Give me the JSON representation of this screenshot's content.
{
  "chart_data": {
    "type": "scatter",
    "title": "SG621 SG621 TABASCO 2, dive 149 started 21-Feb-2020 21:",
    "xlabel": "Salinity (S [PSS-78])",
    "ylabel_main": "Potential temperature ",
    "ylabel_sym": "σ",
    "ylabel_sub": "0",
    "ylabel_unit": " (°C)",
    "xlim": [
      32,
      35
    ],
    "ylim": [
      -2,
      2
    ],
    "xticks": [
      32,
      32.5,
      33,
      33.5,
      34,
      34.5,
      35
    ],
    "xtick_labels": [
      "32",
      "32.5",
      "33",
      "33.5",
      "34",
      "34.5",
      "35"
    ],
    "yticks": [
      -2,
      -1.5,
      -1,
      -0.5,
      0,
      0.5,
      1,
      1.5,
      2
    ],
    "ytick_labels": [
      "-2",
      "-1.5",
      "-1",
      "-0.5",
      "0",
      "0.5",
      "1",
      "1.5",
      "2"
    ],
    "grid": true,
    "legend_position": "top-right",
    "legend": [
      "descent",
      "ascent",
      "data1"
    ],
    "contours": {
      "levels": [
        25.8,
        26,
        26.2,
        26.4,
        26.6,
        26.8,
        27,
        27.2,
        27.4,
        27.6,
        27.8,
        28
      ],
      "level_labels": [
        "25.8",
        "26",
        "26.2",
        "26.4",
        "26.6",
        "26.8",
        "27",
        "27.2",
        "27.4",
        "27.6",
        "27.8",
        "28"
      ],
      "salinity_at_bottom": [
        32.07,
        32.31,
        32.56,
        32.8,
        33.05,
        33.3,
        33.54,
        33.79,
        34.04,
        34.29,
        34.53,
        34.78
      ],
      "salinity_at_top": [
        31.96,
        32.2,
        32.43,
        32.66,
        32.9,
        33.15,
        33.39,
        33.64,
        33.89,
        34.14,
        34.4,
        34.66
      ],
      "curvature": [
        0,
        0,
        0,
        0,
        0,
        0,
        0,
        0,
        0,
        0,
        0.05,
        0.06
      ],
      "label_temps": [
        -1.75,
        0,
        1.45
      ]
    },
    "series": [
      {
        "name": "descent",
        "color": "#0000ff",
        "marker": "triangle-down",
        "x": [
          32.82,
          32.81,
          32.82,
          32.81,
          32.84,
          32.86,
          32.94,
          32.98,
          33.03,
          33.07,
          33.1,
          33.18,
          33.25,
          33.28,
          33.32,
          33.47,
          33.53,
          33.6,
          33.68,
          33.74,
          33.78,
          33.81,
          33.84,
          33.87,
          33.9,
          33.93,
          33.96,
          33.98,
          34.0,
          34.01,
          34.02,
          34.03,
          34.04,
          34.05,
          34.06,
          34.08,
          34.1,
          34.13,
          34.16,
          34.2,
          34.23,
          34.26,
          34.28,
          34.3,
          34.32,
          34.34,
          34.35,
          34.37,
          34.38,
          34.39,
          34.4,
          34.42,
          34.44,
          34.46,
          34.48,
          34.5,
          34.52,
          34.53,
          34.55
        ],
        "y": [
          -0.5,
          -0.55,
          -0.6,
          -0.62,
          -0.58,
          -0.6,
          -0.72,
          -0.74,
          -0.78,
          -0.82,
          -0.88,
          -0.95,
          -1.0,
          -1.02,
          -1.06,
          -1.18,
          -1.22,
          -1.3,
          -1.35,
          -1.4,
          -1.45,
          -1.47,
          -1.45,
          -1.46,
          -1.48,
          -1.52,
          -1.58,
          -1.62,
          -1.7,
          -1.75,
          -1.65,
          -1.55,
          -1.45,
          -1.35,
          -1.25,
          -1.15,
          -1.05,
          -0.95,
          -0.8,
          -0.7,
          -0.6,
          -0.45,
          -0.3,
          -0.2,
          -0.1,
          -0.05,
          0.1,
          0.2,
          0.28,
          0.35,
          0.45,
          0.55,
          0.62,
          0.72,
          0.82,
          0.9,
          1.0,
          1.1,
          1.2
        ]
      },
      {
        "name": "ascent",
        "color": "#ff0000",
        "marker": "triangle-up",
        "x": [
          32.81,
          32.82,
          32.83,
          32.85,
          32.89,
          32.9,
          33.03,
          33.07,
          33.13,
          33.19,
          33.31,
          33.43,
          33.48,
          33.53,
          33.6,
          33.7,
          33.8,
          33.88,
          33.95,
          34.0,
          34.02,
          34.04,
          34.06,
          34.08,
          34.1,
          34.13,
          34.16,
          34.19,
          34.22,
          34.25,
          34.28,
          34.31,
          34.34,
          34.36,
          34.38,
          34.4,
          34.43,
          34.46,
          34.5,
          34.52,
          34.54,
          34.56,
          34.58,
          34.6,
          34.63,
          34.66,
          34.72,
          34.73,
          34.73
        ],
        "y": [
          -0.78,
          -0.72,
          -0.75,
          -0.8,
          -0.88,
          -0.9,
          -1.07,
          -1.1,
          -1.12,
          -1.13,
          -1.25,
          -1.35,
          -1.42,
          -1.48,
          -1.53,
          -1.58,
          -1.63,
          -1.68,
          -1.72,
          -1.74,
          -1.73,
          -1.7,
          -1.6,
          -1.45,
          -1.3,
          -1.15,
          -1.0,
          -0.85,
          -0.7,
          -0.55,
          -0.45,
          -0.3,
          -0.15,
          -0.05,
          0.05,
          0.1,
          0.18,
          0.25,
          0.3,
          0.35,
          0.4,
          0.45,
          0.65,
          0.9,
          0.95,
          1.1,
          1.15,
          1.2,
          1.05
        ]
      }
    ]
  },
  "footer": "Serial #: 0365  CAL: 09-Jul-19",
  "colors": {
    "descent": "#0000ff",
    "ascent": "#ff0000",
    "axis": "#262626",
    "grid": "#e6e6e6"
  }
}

--

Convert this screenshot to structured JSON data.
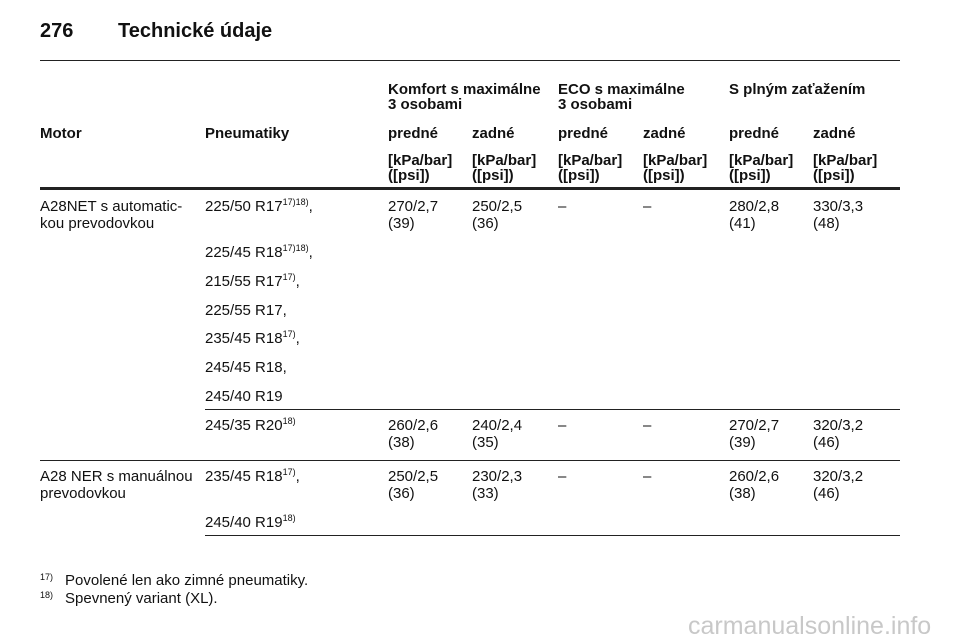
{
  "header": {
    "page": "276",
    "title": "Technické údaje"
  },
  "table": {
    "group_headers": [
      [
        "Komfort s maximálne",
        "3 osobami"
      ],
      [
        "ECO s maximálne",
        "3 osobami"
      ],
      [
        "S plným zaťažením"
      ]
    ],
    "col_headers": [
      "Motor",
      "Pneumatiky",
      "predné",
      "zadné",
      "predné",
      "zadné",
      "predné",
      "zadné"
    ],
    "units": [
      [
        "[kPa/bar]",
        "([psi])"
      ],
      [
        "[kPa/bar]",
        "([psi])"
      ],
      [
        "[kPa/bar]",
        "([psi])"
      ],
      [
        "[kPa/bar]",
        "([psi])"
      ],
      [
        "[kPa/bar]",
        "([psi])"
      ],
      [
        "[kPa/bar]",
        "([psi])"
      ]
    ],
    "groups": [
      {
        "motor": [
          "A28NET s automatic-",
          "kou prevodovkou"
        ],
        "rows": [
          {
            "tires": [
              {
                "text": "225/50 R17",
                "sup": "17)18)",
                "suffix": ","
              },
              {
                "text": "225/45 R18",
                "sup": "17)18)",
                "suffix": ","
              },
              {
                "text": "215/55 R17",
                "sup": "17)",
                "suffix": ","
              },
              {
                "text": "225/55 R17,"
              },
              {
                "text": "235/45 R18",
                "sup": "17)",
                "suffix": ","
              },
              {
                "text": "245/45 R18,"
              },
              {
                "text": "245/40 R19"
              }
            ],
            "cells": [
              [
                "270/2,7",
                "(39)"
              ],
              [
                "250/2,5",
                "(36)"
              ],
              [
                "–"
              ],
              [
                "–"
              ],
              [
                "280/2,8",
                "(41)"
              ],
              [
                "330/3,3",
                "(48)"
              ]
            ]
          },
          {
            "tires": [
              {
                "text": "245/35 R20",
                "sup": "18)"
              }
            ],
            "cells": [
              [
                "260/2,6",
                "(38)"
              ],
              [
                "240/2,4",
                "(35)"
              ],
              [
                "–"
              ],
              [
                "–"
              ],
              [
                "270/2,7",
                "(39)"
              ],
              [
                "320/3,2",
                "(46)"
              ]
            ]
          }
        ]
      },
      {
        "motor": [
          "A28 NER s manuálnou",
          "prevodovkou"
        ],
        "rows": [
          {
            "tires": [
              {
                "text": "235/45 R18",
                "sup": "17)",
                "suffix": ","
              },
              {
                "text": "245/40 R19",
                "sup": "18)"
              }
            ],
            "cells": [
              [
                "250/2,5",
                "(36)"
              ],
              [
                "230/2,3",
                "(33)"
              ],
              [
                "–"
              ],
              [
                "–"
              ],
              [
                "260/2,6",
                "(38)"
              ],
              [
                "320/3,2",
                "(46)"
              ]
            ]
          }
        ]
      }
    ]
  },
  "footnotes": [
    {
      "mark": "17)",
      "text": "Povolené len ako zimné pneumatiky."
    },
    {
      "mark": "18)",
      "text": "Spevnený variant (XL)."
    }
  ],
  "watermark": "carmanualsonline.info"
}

--

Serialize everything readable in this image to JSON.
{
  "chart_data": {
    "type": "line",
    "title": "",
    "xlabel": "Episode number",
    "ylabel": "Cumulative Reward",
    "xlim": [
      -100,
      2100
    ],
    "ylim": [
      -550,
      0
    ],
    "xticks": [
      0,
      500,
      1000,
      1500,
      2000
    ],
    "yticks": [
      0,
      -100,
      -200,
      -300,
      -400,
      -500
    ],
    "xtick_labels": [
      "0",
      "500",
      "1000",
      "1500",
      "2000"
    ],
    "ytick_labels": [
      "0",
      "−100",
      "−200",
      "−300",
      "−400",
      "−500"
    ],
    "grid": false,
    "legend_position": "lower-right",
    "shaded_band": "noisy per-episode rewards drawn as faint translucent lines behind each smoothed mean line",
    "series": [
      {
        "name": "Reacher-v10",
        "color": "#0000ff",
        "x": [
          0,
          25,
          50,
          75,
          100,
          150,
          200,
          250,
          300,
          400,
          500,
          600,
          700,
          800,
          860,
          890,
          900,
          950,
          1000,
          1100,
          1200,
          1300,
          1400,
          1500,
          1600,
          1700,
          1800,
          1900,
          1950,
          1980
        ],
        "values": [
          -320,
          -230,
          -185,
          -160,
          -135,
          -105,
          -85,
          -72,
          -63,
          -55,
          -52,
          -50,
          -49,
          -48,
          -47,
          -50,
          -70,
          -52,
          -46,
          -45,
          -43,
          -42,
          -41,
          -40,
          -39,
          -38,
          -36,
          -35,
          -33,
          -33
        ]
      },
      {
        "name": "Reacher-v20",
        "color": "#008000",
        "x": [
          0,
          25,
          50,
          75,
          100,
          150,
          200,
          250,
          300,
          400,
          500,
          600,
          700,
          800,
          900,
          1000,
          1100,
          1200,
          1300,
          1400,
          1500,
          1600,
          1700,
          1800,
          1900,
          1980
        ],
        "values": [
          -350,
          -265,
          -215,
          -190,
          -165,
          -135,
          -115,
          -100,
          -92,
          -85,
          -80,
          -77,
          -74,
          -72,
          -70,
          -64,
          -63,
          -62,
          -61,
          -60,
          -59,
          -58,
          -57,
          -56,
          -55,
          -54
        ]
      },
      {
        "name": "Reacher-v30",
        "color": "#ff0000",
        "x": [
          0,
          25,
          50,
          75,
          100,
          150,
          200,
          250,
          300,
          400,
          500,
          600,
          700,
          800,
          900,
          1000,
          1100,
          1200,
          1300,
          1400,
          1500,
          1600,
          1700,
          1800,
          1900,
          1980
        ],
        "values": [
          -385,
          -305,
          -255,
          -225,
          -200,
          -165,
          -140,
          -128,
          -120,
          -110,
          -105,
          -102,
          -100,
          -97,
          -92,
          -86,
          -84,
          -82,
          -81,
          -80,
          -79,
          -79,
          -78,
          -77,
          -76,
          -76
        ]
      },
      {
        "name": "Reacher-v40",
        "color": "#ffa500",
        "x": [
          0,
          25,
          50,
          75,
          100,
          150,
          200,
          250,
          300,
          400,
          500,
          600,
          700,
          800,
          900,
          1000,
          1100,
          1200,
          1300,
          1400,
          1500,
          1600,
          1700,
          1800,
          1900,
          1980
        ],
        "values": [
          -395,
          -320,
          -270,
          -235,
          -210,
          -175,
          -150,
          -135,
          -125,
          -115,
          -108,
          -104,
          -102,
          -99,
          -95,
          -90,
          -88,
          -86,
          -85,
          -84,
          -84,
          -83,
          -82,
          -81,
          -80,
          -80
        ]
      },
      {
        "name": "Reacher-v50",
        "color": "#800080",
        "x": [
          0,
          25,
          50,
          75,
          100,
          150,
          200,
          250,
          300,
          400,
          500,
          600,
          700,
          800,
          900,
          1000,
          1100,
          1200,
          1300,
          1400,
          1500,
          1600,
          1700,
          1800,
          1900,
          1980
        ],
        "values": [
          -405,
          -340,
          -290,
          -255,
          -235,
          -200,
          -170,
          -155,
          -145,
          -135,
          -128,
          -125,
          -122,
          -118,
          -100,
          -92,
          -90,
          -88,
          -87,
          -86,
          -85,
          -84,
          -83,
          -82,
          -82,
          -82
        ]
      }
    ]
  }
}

* What you will do *
From the entries above, extract every line where the word "screenshot" appears.

* Final result *
Give me the JSON representation of this screenshot's content.
Convert this screenshot to structured JSON data.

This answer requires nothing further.